* SUPPLIED MATERIAL
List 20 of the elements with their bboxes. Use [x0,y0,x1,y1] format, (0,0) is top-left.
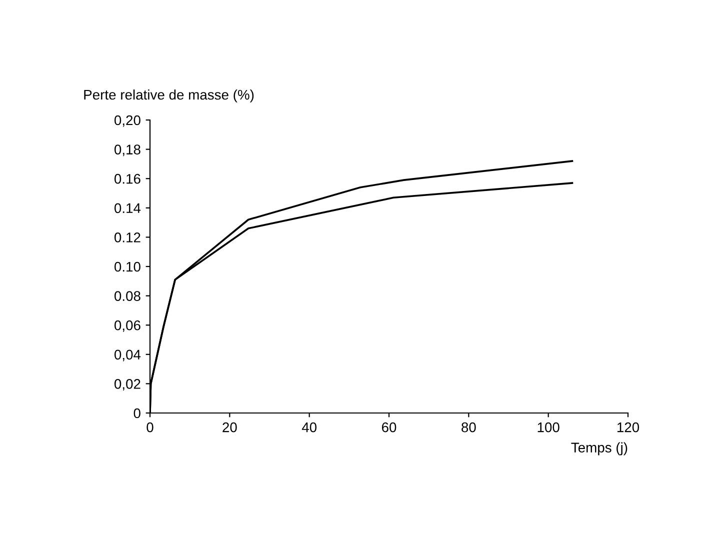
x-tick-label: 120 [617,422,640,432]
x-tick-label: 20 [222,422,237,432]
x-tick-label: 0 [146,422,154,432]
y-tick-label: 0.16 [114,174,140,184]
x-tick-label: 80 [462,422,476,432]
y-tick-label: 0.12 [114,232,140,242]
y-axis-title: Perte relative de masse (%) [84,89,254,102]
y-tick-label: 0.08 [114,291,140,301]
y-tick-label: 0 [134,408,140,418]
x-tick-label: 40 [302,422,317,432]
x-axis-title: Temps (j) [571,442,628,456]
y-tick-label: 0,06 [114,320,140,332]
y-tick-label: 0.14 [114,203,141,214]
y-tick-label: 0.10 [114,262,140,272]
y-tick-label: 0,04 [114,350,141,362]
y-tick-label: 0,18 [114,144,140,156]
y-tick-label: 0,20 [114,115,140,127]
x-tick-label: 100 [538,422,560,432]
x-tick-label: 60 [382,422,396,432]
y-tick-label: 0,02 [114,379,140,391]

* STATED PROBLEM
Could you repeat every line of the records above word for word, leaving out the pictures?

* TASK OUTPUT
List 20 of the elements with their bboxes. Use [x0,y0,x1,y1] format, (0,0) is top-left.
x-tick-label: 120 [617,422,640,432]
x-tick-label: 20 [222,422,237,432]
x-tick-label: 0 [146,422,154,432]
y-tick-label: 0.16 [114,174,140,184]
x-tick-label: 80 [462,422,476,432]
y-tick-label: 0.12 [114,232,140,242]
y-axis-title: Perte relative de masse (%) [84,89,254,102]
y-tick-label: 0.08 [114,291,140,301]
y-tick-label: 0 [134,408,140,418]
x-tick-label: 40 [302,422,317,432]
x-axis-title: Temps (j) [571,442,628,456]
y-tick-label: 0,06 [114,320,140,332]
y-tick-label: 0.14 [114,203,141,214]
y-tick-label: 0.10 [114,262,140,272]
y-tick-label: 0,04 [114,350,141,362]
y-tick-label: 0,18 [114,144,140,156]
y-tick-label: 0,20 [114,115,140,127]
x-tick-label: 100 [538,422,560,432]
x-tick-label: 60 [382,422,396,432]
y-tick-label: 0,02 [114,379,140,391]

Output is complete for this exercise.